** start of Records **
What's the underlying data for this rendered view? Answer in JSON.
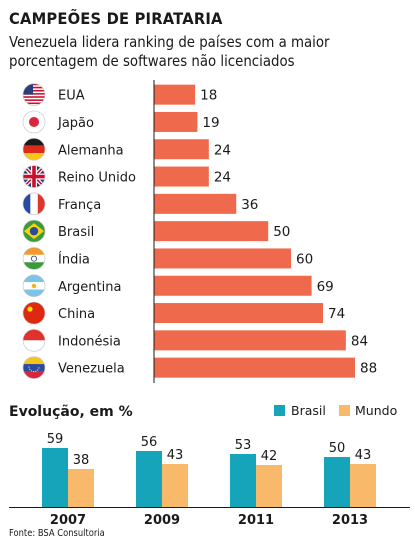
{
  "title": "CAMPEÕES DE PIRATARIA",
  "subtitle": "Venezuela lidera ranking de países com a maior porcentagem de softwares não licenciados",
  "source": "Fonte: BSA Consultoria",
  "colors": {
    "ranking_bar": "#ef6a4c",
    "brasil": "#15a4b9",
    "mundo": "#f8b96b",
    "axis": "#1a1a1a"
  },
  "chart_data": [
    {
      "type": "bar",
      "orientation": "horizontal",
      "categories": [
        "EUA",
        "Japão",
        "Alemanha",
        "Reino Unido",
        "França",
        "Brasil",
        "Índia",
        "Argentina",
        "China",
        "Indonésia",
        "Venezuela"
      ],
      "values": [
        18,
        19,
        24,
        24,
        36,
        50,
        60,
        69,
        74,
        84,
        88
      ],
      "flag_icons": [
        "flag-usa-icon",
        "flag-japan-icon",
        "flag-germany-icon",
        "flag-uk-icon",
        "flag-france-icon",
        "flag-brazil-icon",
        "flag-india-icon",
        "flag-argentina-icon",
        "flag-china-icon",
        "flag-indonesia-icon",
        "flag-venezuela-icon"
      ],
      "xlim": [
        0,
        88
      ],
      "grid": false
    },
    {
      "type": "bar",
      "title": "Evolução, em %",
      "categories": [
        "2007",
        "2009",
        "2011",
        "2013"
      ],
      "series": [
        {
          "name": "Brasil",
          "values": [
            59,
            56,
            53,
            50
          ]
        },
        {
          "name": "Mundo",
          "values": [
            38,
            43,
            42,
            43
          ]
        }
      ],
      "ylim": [
        0,
        70
      ],
      "legend": "top-right",
      "grid": false
    }
  ]
}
** end of Records **
* What you need to do *
Repeat the material above word for word and skip every image in it.

* Task answer *
What's the underlying data for this rendered view? Answer in JSON.
{
  "title": "CAMPEÕES DE PIRATARIA",
  "subtitle": "Venezuela lidera ranking de países com a maior porcentagem de softwares não licenciados",
  "source": "Fonte: BSA Consultoria",
  "colors": {
    "ranking_bar": "#ef6a4c",
    "brasil": "#15a4b9",
    "mundo": "#f8b96b",
    "axis": "#1a1a1a"
  },
  "chart_data": [
    {
      "type": "bar",
      "orientation": "horizontal",
      "categories": [
        "EUA",
        "Japão",
        "Alemanha",
        "Reino Unido",
        "França",
        "Brasil",
        "Índia",
        "Argentina",
        "China",
        "Indonésia",
        "Venezuela"
      ],
      "values": [
        18,
        19,
        24,
        24,
        36,
        50,
        60,
        69,
        74,
        84,
        88
      ],
      "flag_icons": [
        "flag-usa-icon",
        "flag-japan-icon",
        "flag-germany-icon",
        "flag-uk-icon",
        "flag-france-icon",
        "flag-brazil-icon",
        "flag-india-icon",
        "flag-argentina-icon",
        "flag-china-icon",
        "flag-indonesia-icon",
        "flag-venezuela-icon"
      ],
      "xlim": [
        0,
        88
      ],
      "grid": false
    },
    {
      "type": "bar",
      "title": "Evolução, em %",
      "categories": [
        "2007",
        "2009",
        "2011",
        "2013"
      ],
      "series": [
        {
          "name": "Brasil",
          "values": [
            59,
            56,
            53,
            50
          ]
        },
        {
          "name": "Mundo",
          "values": [
            38,
            43,
            42,
            43
          ]
        }
      ],
      "ylim": [
        0,
        70
      ],
      "legend": "top-right",
      "grid": false
    }
  ]
}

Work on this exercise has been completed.